▶ Texte fourni
Bien sûr, ils n’avaient jamais
abdiqué leurs pouvoirs et leurs souverainetés mais au cours des premières
années du XXI° siècle on avait cru à une percée définitive de la coopération
mondialisée avec des organismes internationaux qui semblaient devenir des
assemblées décisionnelles de la gouvernance mondiale comme, par exemple, l’OMC
ou le FMI sans parler, après 2008, du G20 qui devait ainsi devenir le nouveau
gouvernement mondial.
Mais, en cette année 2013, la
realpolitik semble avoir balayé tout cela avec le fiasco de ces grandes messes
mondialisées incapables de prendre de véritables décisions et le retour en
force des Etats-nations dans le cadre de relations bilatérales et
multilatérales dont ils demeurent les acteurs décisionnaires principaux comme l’estime
Thierry de Montbrial dans le nouveau rapport Ramsès de l’IFRI (*).
Ainsi, le directeur de l’IFRI
affirme qu’«il suffit d’ouvrir les yeux pour constater que les Etats continuent
d’exister, qu’ils tendent même à s’affirmer davantage, et que les valeurs du
nationalisme (ou du patriotisme!) se portent au mieux, pour le meilleur ou pour
le pire».
Et ce n’est pas pour lui
déplaire, lui qui pense qu’«il faut en finir avec la vision naïve d’une
mondialisation qui aurait rendu le monde ‘plat’».
Car les Etats forts sont ceux qui
peuvent s’opposer à un monde où l’instabilité est de règle, notamment par les
actions violentes des mouvements terroristes, en particulier au Moyen Orient
(mais aussi largement en Afrique et en Asie) où règne encore un «monde
préwestphalien», c’est-à-dire qu’«on ne peut souvent comprendre les situations
qu’«en prenant acte de ce que les réseaux traditionnels, clairement distincts
des Etats et beaucoup plus anciens qu’eux (familles, tribus, ethnies, etc.)

▶ Exercice proposé
Réécrivez le passage du texte sur la gouvernance mondiale qui s'ouvre sur les mots contenant « Bien sûr, ils » et se clôt sur « gouvernement mondial. », en y changeant « FMI » en « Fonds monétaire international ». Les entrées qui suivent ne sont d'aucune utilité ici.

[Entrées de données extraites]
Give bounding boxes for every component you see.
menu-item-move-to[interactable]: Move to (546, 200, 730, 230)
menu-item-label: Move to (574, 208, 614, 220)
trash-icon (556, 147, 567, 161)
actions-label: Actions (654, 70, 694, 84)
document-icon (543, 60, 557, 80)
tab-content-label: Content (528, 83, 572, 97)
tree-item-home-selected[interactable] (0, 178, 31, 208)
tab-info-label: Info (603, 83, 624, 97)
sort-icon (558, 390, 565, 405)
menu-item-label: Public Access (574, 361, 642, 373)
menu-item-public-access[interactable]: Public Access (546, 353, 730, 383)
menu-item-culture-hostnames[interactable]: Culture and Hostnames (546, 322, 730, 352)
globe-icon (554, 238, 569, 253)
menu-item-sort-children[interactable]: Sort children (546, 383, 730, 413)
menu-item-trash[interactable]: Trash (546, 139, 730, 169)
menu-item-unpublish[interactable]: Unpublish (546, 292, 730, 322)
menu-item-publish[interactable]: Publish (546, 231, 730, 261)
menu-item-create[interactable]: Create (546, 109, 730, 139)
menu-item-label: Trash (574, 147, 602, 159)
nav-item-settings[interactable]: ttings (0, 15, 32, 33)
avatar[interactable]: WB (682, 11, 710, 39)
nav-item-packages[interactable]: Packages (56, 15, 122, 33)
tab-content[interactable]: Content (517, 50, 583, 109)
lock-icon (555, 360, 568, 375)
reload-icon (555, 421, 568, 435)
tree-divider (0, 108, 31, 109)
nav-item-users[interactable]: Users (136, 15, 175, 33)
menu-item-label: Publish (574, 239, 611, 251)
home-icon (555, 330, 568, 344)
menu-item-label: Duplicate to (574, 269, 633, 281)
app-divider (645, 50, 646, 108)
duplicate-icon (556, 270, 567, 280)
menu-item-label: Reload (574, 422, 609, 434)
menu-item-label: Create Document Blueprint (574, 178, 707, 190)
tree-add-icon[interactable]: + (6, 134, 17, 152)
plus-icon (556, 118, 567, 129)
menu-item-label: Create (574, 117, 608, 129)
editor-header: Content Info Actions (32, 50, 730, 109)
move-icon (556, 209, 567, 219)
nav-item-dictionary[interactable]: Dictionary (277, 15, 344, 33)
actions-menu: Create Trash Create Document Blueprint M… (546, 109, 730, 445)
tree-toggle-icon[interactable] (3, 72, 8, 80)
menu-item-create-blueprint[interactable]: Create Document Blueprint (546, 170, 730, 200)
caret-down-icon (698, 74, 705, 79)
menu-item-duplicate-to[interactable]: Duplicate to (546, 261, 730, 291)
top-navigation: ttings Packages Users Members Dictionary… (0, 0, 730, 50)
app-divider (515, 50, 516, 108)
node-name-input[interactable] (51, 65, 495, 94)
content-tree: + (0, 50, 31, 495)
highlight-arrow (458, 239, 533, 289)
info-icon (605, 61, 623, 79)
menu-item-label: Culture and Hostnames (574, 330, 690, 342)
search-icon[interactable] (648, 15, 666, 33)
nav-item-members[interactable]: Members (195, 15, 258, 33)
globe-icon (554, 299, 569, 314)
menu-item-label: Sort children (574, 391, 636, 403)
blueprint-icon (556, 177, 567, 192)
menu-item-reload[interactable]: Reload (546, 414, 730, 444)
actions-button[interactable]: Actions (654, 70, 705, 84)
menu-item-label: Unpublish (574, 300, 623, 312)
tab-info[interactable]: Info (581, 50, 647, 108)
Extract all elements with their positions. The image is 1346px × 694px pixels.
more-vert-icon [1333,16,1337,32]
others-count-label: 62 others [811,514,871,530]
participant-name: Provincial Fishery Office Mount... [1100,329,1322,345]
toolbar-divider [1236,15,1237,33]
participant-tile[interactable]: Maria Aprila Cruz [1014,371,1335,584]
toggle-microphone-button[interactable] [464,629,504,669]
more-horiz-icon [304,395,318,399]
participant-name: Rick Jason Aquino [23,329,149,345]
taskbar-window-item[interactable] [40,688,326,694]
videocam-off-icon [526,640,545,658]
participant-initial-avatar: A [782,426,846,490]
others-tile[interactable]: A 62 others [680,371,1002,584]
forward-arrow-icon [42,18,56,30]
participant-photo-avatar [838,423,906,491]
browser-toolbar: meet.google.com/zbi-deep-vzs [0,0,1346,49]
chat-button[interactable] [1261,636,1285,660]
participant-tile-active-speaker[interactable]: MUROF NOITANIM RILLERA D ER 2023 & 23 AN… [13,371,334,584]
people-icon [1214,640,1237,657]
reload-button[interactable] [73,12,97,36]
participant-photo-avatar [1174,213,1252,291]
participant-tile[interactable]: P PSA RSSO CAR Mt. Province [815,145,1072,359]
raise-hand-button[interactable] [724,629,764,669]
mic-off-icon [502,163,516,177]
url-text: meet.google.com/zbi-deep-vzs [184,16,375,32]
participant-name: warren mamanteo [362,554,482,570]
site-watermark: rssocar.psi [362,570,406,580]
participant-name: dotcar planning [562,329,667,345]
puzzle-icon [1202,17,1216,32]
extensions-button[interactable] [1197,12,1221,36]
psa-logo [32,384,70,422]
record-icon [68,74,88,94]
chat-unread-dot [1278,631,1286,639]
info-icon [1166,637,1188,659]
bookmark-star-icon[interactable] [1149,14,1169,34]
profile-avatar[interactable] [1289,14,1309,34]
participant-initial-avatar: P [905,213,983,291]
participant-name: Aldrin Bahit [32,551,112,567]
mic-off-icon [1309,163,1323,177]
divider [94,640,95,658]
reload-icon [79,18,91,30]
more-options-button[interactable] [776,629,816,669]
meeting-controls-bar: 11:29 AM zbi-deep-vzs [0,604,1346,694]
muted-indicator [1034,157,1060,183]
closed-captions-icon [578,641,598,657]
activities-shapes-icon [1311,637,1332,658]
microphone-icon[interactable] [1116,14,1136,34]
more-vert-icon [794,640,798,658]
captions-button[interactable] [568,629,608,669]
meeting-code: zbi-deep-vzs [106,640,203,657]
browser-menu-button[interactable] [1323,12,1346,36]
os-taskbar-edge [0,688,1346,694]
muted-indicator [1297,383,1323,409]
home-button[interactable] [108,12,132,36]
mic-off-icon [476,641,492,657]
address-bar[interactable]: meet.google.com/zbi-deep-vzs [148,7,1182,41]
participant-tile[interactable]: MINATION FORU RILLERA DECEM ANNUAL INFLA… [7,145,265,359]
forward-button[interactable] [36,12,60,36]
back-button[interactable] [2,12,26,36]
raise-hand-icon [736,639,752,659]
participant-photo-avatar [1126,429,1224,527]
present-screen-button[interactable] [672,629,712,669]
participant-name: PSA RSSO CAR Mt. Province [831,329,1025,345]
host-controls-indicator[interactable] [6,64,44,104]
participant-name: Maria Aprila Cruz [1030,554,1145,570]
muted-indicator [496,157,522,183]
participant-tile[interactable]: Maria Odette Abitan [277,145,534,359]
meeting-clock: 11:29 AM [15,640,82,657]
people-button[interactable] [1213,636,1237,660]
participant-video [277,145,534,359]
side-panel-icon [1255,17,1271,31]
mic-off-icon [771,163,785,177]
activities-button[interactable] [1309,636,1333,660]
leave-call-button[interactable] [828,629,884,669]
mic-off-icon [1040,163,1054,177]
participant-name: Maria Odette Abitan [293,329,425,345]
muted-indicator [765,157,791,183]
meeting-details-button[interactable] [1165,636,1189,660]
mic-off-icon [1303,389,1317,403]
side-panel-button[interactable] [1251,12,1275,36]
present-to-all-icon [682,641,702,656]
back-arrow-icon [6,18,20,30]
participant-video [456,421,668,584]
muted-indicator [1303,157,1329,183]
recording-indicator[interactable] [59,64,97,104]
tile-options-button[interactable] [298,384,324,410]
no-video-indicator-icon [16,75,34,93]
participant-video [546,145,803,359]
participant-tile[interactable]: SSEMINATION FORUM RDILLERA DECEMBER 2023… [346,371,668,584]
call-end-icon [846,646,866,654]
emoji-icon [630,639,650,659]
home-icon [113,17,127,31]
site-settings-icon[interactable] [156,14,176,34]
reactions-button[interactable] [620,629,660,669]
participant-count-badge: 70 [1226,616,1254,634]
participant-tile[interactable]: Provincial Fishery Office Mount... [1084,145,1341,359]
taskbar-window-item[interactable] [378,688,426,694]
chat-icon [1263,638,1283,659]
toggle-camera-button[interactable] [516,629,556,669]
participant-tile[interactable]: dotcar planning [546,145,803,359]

▶ Réponse complète
Bien sûr, ils n’avaient jamais
abdiqué leurs pouvoirs et leurs souverainetés mais au cours des premières
années du XXI° siècle on avait cru à une percée définitive de la coopération
mondialisée avec des organismes internationaux qui semblaient devenir des
assemblées décisionnelles de la gouvernance mondiale comme, par exemple, l’OMC
ou le Fonds monétaire international sans parler, après 2008, du G20 qui devait ainsi devenir le nouveau
gouvernement mondial.